EXERCISE DIRECTIONS - Set down these lines exactly, starting at the first line of the entries and ending at the line that contains "section-paragraph: Your product".

DATA TO PROCESS -
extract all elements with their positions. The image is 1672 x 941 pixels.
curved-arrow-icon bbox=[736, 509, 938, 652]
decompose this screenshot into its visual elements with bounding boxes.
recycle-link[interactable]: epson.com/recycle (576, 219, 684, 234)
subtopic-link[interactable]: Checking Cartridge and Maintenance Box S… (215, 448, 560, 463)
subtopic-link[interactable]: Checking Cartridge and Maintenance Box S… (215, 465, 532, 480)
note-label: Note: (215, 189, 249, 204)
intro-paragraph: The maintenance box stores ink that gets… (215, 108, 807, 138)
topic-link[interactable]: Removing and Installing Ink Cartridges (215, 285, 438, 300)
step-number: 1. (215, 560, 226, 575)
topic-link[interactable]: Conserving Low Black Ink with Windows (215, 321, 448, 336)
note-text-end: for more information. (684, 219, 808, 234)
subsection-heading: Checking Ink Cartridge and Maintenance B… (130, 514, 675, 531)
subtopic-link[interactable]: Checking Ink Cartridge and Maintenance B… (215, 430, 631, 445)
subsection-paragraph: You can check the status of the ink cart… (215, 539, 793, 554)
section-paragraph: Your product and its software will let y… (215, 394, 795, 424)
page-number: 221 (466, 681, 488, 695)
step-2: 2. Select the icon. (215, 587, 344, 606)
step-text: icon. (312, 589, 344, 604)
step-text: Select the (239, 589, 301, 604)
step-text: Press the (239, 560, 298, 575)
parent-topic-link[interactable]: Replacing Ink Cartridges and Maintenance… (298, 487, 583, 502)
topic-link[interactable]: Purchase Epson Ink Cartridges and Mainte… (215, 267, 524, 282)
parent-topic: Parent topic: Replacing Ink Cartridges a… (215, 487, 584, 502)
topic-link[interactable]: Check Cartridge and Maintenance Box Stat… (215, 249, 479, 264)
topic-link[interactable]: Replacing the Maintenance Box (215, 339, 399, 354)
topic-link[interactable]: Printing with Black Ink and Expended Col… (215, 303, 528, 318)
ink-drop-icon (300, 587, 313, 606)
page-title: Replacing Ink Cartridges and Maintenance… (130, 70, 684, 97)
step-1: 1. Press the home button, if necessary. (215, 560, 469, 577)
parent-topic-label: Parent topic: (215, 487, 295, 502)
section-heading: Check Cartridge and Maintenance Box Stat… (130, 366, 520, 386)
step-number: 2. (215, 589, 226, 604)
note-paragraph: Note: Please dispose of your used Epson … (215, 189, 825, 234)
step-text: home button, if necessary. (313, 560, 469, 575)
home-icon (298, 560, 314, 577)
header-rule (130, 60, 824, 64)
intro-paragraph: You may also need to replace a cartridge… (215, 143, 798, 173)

RESULT OF THIS TASK -
extract all elements with their positions. The image is 1672 x 941 pixels.
curved-arrow-icon bbox=[736, 509, 938, 652]
decompose this screenshot into its visual elements with bounding boxes.
recycle-link[interactable]: epson.com/recycle (576, 219, 684, 234)
subtopic-link[interactable]: Checking Cartridge and Maintenance Box S… (215, 448, 560, 463)
subtopic-link[interactable]: Checking Cartridge and Maintenance Box S… (215, 465, 532, 480)
note-label: Note: (215, 189, 249, 204)
intro-paragraph: The maintenance box stores ink that gets… (215, 108, 807, 138)
topic-link[interactable]: Removing and Installing Ink Cartridges (215, 285, 438, 300)
step-number: 1. (215, 560, 226, 575)
topic-link[interactable]: Conserving Low Black Ink with Windows (215, 321, 448, 336)
note-text-end: for more information. (684, 219, 808, 234)
subsection-heading: Checking Ink Cartridge and Maintenance B… (130, 514, 675, 531)
subtopic-link[interactable]: Checking Ink Cartridge and Maintenance B… (215, 430, 631, 445)
subsection-paragraph: You can check the status of the ink cart… (215, 539, 793, 554)
section-paragraph: Your product and its software will let y… (215, 394, 795, 424)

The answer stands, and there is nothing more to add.